* **Records from a data source**:
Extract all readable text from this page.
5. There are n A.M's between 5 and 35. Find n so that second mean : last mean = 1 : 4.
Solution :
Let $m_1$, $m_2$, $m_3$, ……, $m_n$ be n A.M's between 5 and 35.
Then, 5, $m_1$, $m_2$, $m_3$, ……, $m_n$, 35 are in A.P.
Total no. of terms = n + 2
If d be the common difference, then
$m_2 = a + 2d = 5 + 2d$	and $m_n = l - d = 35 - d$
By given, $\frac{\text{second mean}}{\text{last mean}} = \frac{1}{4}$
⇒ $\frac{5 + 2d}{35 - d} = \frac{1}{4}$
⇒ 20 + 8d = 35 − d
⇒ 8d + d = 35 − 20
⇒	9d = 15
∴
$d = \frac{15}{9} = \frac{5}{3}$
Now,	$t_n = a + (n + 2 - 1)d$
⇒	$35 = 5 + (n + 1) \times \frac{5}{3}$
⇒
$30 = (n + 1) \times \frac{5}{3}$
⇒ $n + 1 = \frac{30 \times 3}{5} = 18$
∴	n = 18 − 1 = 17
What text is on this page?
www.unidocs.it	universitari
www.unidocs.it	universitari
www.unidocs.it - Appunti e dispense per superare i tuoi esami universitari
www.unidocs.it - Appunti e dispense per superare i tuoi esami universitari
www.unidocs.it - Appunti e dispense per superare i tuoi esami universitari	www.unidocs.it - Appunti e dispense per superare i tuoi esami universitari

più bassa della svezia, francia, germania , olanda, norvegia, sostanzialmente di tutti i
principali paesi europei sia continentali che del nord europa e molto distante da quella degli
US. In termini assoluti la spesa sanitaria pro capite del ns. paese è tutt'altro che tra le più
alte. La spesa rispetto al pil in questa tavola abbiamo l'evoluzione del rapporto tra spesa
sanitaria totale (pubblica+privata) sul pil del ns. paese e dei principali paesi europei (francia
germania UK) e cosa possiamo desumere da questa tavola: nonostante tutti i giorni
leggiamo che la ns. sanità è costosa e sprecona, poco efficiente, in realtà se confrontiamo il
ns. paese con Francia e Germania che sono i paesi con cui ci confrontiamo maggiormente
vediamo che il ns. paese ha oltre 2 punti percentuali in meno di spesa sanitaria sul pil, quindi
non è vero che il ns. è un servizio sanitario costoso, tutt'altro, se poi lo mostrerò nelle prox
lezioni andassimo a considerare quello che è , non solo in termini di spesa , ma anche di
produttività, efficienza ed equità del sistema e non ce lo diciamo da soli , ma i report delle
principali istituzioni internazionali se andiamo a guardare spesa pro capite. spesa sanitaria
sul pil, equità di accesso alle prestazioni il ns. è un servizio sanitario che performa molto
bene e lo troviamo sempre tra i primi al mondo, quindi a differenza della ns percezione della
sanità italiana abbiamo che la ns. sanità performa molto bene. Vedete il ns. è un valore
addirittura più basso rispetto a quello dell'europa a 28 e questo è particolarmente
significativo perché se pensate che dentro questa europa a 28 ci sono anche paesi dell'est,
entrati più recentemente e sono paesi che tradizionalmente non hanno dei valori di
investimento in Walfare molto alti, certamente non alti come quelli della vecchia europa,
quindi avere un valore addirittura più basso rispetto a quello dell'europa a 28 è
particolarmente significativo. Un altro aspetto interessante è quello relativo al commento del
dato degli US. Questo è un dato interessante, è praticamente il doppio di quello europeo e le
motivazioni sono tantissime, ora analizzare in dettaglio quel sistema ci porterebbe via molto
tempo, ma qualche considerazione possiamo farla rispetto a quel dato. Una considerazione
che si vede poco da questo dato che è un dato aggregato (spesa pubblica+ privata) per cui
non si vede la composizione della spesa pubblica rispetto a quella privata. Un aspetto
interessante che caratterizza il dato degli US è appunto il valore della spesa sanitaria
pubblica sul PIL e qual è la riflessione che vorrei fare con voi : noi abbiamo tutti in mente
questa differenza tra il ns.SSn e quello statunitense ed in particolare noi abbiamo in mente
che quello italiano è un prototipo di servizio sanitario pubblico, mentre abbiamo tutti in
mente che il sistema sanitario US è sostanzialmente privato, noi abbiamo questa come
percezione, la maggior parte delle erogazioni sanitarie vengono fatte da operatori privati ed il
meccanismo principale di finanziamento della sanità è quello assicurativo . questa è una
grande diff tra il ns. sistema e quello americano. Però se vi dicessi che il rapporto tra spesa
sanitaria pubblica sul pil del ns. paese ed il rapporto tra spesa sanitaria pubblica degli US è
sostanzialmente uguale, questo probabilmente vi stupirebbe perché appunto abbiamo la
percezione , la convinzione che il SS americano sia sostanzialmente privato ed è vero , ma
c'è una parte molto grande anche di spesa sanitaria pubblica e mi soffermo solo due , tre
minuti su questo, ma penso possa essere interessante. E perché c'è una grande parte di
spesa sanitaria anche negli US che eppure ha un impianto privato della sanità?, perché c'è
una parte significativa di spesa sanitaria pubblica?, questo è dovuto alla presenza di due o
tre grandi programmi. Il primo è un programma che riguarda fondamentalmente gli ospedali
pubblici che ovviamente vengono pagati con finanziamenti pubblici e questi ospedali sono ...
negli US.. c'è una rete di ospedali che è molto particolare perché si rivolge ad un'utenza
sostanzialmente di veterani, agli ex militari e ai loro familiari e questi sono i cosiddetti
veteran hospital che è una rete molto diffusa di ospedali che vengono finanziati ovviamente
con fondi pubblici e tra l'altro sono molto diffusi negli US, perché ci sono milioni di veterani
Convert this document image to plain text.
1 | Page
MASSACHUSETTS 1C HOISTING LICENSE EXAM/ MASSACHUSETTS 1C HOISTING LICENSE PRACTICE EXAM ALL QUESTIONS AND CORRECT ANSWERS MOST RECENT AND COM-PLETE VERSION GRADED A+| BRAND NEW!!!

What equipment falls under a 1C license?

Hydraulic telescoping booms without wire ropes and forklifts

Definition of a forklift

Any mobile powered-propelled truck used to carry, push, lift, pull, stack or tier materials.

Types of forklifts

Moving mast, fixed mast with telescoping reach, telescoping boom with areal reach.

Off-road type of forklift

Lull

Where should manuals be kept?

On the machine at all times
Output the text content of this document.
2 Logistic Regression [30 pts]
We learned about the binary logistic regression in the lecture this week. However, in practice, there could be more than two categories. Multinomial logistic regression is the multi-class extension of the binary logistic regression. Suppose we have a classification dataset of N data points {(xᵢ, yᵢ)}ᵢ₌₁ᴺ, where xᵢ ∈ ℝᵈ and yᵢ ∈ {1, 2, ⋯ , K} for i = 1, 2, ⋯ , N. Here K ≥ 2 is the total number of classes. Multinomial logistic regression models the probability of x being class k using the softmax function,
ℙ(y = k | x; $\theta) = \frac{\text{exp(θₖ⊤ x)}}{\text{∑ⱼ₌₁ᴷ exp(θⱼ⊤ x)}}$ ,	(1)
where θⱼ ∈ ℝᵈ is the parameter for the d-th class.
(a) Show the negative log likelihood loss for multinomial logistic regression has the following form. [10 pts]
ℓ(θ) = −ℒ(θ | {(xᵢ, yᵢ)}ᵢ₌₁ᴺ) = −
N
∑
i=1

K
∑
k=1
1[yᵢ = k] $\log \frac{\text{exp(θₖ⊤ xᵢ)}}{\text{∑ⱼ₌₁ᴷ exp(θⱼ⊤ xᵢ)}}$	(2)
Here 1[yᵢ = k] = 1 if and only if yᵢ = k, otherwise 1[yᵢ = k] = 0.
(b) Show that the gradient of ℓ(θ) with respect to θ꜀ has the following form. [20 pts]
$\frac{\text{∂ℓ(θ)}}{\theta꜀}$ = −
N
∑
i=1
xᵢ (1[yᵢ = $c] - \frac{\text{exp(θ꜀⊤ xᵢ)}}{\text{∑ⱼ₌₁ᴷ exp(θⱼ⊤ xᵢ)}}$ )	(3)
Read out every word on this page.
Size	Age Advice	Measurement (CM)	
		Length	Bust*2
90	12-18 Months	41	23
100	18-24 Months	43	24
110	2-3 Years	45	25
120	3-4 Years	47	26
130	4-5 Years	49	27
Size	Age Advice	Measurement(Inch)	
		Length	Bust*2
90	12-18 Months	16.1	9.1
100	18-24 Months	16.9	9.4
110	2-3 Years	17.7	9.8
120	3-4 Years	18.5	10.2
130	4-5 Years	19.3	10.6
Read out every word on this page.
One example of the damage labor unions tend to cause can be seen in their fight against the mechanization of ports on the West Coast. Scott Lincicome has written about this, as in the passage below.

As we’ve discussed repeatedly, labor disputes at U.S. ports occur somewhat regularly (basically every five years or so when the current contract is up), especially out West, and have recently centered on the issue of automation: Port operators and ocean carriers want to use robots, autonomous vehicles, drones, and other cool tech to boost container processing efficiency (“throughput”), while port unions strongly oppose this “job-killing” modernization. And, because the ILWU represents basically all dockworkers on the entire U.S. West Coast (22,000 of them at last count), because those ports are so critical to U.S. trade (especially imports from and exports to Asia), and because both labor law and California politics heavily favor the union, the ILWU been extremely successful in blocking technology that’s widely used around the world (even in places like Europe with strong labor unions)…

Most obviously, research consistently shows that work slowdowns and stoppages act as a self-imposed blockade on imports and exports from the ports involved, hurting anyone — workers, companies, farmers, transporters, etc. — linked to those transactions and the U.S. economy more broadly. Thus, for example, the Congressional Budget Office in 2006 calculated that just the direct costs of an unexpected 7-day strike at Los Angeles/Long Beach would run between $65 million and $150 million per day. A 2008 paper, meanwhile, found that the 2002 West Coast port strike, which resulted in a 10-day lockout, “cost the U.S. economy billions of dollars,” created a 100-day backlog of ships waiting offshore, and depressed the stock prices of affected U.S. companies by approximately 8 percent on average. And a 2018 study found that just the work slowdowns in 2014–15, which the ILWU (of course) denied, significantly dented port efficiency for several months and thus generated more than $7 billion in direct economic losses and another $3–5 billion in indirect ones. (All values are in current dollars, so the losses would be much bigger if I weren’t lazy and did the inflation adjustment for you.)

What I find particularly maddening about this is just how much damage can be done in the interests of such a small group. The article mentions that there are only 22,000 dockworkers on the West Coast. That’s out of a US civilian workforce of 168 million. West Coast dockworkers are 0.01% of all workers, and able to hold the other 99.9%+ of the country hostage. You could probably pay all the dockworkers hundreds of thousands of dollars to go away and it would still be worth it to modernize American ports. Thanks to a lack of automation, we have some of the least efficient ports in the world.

* **WRITTEN PROBLEM**: Determine how many lines include the string "damage". Give no answer but the number.

* **EXERCISE RESULT**: 2